§ **What you have to do**:
Your task is to give the data again, exactly, with every line intact.

§ **Dataset content**:
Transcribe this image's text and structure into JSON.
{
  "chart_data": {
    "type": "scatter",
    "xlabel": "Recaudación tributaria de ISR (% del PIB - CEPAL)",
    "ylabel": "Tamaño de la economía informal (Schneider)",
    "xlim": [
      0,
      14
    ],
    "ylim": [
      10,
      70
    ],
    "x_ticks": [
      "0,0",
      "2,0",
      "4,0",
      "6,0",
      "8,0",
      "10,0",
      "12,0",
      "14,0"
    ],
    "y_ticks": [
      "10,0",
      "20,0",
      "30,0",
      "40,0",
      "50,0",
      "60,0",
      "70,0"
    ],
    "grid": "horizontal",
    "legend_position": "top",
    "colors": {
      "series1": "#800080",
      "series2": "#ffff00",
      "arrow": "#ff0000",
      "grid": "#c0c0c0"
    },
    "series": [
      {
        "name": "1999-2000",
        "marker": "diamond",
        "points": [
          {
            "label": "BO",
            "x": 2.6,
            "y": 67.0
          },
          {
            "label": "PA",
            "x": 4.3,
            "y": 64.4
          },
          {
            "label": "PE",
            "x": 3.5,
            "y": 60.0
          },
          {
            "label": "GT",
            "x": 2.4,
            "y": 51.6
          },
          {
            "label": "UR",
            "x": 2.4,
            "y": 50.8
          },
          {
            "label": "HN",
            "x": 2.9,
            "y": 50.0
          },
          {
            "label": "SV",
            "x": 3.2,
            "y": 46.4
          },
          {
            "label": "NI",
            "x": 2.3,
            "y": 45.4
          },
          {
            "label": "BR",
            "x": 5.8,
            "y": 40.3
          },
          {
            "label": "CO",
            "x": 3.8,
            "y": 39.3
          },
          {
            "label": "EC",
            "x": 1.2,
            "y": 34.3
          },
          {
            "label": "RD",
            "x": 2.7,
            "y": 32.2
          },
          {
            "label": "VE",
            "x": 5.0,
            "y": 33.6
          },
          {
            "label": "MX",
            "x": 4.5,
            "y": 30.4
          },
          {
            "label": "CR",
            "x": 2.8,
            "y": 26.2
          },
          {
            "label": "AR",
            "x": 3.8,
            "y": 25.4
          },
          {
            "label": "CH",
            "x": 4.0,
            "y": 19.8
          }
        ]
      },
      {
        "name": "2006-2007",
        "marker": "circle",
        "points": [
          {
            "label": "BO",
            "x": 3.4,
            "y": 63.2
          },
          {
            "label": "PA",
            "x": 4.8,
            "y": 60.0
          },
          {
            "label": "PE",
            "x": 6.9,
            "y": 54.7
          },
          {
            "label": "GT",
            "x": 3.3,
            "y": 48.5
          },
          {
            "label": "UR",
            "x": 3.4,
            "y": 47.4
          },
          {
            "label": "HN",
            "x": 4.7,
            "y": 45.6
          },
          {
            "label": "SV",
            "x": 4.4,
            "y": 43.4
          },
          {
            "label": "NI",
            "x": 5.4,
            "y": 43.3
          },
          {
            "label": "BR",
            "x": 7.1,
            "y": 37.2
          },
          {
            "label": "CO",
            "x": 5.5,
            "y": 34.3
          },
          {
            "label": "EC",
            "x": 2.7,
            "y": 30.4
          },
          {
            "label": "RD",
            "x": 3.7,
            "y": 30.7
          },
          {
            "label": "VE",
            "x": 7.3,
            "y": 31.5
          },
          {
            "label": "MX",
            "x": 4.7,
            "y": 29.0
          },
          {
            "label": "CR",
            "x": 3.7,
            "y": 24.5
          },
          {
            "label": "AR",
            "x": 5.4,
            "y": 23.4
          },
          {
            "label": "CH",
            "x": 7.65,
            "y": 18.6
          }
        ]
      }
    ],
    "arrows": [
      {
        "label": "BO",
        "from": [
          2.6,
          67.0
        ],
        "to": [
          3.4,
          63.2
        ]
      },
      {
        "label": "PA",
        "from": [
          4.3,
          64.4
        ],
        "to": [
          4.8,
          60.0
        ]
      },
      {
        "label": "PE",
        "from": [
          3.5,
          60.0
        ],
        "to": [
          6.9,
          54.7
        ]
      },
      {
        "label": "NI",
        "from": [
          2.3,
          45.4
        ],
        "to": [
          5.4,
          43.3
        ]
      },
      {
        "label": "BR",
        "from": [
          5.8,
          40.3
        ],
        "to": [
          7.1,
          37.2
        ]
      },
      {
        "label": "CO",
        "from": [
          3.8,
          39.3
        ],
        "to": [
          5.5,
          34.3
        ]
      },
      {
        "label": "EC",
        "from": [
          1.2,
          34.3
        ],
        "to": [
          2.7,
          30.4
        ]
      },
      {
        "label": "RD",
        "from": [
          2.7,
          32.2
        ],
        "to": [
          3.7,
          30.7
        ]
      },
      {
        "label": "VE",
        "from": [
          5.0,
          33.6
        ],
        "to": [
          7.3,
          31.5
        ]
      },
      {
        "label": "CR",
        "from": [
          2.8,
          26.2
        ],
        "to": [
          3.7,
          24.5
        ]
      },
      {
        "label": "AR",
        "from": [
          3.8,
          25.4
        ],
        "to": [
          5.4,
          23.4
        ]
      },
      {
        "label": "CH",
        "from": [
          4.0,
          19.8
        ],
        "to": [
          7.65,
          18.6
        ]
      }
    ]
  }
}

§ **Full response**:
Transcribe this image's text and structure into JSON.
{
  "chart_data": {
    "type": "scatter",
    "xlabel": "Recaudación tributaria de ISR (% del PIB - CEPAL)",
    "ylabel": "Tamaño de la economía informal (Schneider)",
    "xlim": [
      0,
      14
    ],
    "ylim": [
      10,
      70
    ],
    "x_ticks": [
      "0,0",
      "2,0",
      "4,0",
      "6,0",
      "8,0",
      "10,0",
      "12,0",
      "14,0"
    ],
    "y_ticks": [
      "10,0",
      "20,0",
      "30,0",
      "40,0",
      "50,0",
      "60,0",
      "70,0"
    ],
    "grid": "horizontal",
    "legend_position": "top",
    "colors": {
      "series1": "#800080",
      "series2": "#ffff00",
      "arrow": "#ff0000",
      "grid": "#c0c0c0"
    },
    "series": [
      {
        "name": "1999-2000",
        "marker": "diamond",
        "points": [
          {
            "label": "BO",
            "x": 2.6,
            "y": 67.0
          },
          {
            "label": "PA",
            "x": 4.3,
            "y": 64.4
          },
          {
            "label": "PE",
            "x": 3.5,
            "y": 60.0
          },
          {
            "label": "GT",
            "x": 2.4,
            "y": 51.6
          },
          {
            "label": "UR",
            "x": 2.4,
            "y": 50.8
          },
          {
            "label": "HN",
            "x": 2.9,
            "y": 50.0
          },
          {
            "label": "SV",
            "x": 3.2,
            "y": 46.4
          },
          {
            "label": "NI",
            "x": 2.3,
            "y": 45.4
          },
          {
            "label": "BR",
            "x": 5.8,
            "y": 40.3
          },
          {
            "label": "CO",
            "x": 3.8,
            "y": 39.3
          },
          {
            "label": "EC",
            "x": 1.2,
            "y": 34.3
          },
          {
            "label": "RD",
            "x": 2.7,
            "y": 32.2
          },
          {
            "label": "VE",
            "x": 5.0,
            "y": 33.6
          },
          {
            "label": "MX",
            "x": 4.5,
            "y": 30.4
          },
          {
            "label": "CR",
            "x": 2.8,
            "y": 26.2
          },
          {
            "label": "AR",
            "x": 3.8,
            "y": 25.4
          },
          {
            "label": "CH",
            "x": 4.0,
            "y": 19.8
          }
        ]
      },
      {
        "name": "2006-2007",
        "marker": "circle",
        "points": [
          {
            "label": "BO",
            "x": 3.4,
            "y": 63.2
          },
          {
            "label": "PA",
            "x": 4.8,
            "y": 60.0
          },
          {
            "label": "PE",
            "x": 6.9,
            "y": 54.7
          },
          {
            "label": "GT",
            "x": 3.3,
            "y": 48.5
          },
          {
            "label": "UR",
            "x": 3.4,
            "y": 47.4
          },
          {
            "label": "HN",
            "x": 4.7,
            "y": 45.6
          },
          {
            "label": "SV",
            "x": 4.4,
            "y": 43.4
          },
          {
            "label": "NI",
            "x": 5.4,
            "y": 43.3
          },
          {
            "label": "BR",
            "x": 7.1,
            "y": 37.2
          },
          {
            "label": "CO",
            "x": 5.5,
            "y": 34.3
          },
          {
            "label": "EC",
            "x": 2.7,
            "y": 30.4
          },
          {
            "label": "RD",
            "x": 3.7,
            "y": 30.7
          },
          {
            "label": "VE",
            "x": 7.3,
            "y": 31.5
          },
          {
            "label": "MX",
            "x": 4.7,
            "y": 29.0
          },
          {
            "label": "CR",
            "x": 3.7,
            "y": 24.5
          },
          {
            "label": "AR",
            "x": 5.4,
            "y": 23.4
          },
          {
            "label": "CH",
            "x": 7.65,
            "y": 18.6
          }
        ]
      }
    ],
    "arrows": [
      {
        "label": "BO",
        "from": [
          2.6,
          67.0
        ],
        "to": [
          3.4,
          63.2
        ]
      },
      {
        "label": "PA",
        "from": [
          4.3,
          64.4
        ],
        "to": [
          4.8,
          60.0
        ]
      },
      {
        "label": "PE",
        "from": [
          3.5,
          60.0
        ],
        "to": [
          6.9,
          54.7
        ]
      },
      {
        "label": "NI",
        "from": [
          2.3,
          45.4
        ],
        "to": [
          5.4,
          43.3
        ]
      },
      {
        "label": "BR",
        "from": [
          5.8,
          40.3
        ],
        "to": [
          7.1,
          37.2
        ]
      },
      {
        "label": "CO",
        "from": [
          3.8,
          39.3
        ],
        "to": [
          5.5,
          34.3
        ]
      },
      {
        "label": "EC",
        "from": [
          1.2,
          34.3
        ],
        "to": [
          2.7,
          30.4
        ]
      },
      {
        "label": "RD",
        "from": [
          2.7,
          32.2
        ],
        "to": [
          3.7,
          30.7
        ]
      },
      {
        "label": "VE",
        "from": [
          5.0,
          33.6
        ],
        "to": [
          7.3,
          31.5
        ]
      },
      {
        "label": "CR",
        "from": [
          2.8,
          26.2
        ],
        "to": [
          3.7,
          24.5
        ]
      },
      {
        "label": "AR",
        "from": [
          3.8,
          25.4
        ],
        "to": [
          5.4,
          23.4
        ]
      },
      {
        "label": "CH",
        "from": [
          4.0,
          19.8
        ],
        "to": [
          7.65,
          18.6
        ]
      }
    ]
  }
}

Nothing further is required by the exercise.